◆ **Goal**
Every line of the material below should be repeated exactly.

Data entries
------------------------------------------------------------
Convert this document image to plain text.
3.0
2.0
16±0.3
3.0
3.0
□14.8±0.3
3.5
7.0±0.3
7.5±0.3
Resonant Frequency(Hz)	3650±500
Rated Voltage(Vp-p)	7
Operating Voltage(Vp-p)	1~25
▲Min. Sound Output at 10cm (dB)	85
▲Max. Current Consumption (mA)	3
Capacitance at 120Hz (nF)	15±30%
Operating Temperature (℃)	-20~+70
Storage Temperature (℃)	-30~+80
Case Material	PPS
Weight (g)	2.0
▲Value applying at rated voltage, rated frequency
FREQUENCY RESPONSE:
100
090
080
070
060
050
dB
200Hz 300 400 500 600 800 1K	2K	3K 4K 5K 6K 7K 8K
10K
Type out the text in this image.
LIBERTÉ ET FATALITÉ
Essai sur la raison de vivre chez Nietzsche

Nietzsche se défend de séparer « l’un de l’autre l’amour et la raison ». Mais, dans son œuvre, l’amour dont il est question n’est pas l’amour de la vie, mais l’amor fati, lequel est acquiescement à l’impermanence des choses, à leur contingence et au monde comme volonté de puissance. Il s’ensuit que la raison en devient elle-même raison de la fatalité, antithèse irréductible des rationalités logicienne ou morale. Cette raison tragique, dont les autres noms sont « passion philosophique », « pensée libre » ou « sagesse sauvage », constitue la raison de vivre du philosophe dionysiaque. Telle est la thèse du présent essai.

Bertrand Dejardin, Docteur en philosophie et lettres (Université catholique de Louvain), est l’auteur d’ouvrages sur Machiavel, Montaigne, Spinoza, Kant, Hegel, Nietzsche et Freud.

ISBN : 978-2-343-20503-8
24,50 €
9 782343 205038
------------------------------------------------------------
◆ **Result for this exercise**
Convert this document image to plain text.
3.0
2.0
16±0.3
3.0
3.0
□14.8±0.3
3.5
7.0±0.3
7.5±0.3
Resonant Frequency(Hz)	3650±500
Rated Voltage(Vp-p)	7
Operating Voltage(Vp-p)	1~25
▲Min. Sound Output at 10cm (dB)	85
▲Max. Current Consumption (mA)	3
Capacitance at 120Hz (nF)	15±30%
Operating Temperature (℃)	-20~+70
Storage Temperature (℃)	-30~+80
Case Material	PPS
Weight (g)	2.0
▲Value applying at rated voltage, rated frequency
FREQUENCY RESPONSE:
100
090
080
070
060
050
dB
200Hz 300 400 500 600 800 1K	2K	3K 4K 5K 6K 7K 8K
10K
Type out the text in this image.
LIBERTÉ ET FATALITÉ
Essai sur la raison de vivre chez Nietzsche

Nietzsche se défend de séparer « l’un de l’autre l’amour et la raison ». Mais, dans son œuvre, l’amour dont il est question n’est pas l’amour de la vie, mais l’amor fati, lequel est acquiescement à l’impermanence des choses, à leur contingence et au monde comme volonté de puissance. Il s’ensuit que la raison en devient elle-même raison de la fatalité, antithèse irréductible des rationalités logicienne ou morale. Cette raison tragique, dont les autres noms sont « passion philosophique », « pensée libre » ou « sagesse sauvage », constitue la raison de vivre du philosophe dionysiaque. Telle est la thèse du présent essai.

Bertrand Dejardin, Docteur en philosophie et lettres (Université catholique de Louvain), est l’auteur d’ouvrages sur Machiavel, Montaigne, Spinoza, Kant, Hegel, Nietzsche et Freud.

ISBN : 978-2-343-20503-8
24,50 €
9 782343 205038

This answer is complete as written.